> [The exercise]:
Within the material below, find each line bearing the word "highest" and present it.

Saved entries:
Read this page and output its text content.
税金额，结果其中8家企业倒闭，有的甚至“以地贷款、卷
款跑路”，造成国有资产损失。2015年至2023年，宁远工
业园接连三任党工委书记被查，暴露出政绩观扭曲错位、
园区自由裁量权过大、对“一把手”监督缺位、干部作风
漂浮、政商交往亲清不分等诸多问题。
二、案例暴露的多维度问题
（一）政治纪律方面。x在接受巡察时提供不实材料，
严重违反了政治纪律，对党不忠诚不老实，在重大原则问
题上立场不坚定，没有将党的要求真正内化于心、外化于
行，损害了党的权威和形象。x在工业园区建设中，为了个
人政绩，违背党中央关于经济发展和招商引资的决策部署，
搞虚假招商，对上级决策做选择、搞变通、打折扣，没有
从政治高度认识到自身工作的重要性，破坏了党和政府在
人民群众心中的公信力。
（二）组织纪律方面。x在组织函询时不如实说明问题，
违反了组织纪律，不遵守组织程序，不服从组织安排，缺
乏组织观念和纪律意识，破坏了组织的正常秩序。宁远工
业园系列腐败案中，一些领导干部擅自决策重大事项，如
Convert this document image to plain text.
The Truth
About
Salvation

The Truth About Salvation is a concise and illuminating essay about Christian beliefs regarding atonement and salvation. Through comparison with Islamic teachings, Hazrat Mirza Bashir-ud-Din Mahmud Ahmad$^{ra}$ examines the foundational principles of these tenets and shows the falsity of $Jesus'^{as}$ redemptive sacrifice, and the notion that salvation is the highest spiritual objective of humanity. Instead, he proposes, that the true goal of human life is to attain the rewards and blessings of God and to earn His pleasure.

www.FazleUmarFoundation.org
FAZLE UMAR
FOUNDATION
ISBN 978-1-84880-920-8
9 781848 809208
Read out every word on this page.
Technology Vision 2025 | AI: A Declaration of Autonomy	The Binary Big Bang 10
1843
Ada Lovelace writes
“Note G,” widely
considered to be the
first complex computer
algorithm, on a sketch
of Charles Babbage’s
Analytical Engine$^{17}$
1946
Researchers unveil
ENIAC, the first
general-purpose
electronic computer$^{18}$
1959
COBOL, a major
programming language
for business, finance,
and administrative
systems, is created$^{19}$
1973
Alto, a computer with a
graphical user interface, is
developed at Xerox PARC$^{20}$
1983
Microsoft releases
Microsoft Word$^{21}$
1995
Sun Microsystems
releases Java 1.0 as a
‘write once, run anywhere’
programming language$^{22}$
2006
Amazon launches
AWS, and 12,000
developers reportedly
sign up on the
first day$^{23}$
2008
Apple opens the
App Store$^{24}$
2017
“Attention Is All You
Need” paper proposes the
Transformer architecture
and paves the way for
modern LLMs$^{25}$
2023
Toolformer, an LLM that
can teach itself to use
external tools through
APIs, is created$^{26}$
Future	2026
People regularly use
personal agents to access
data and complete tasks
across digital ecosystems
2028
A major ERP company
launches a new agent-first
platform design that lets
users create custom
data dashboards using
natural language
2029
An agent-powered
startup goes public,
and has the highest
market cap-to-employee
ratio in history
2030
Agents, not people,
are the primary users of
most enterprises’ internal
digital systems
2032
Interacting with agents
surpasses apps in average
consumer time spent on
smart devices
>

> [Written answer]:
The Truth About Salvation is a concise and illuminating essay about Christian beliefs regarding atonement and salvation. Through comparison with Islamic teachings, Hazrat Mirza Bashir-ud-Din Mahmud Ahmad$^{ra}$ examines the foundational principles of these tenets and shows the falsity of $Jesus'^{as}$ redemptive sacrifice, and the notion that salvation is the highest spiritual objective of humanity. Instead, he proposes, that the true goal of human life is to attain the rewards and blessings of God and to earn His pleasure.
and has the highest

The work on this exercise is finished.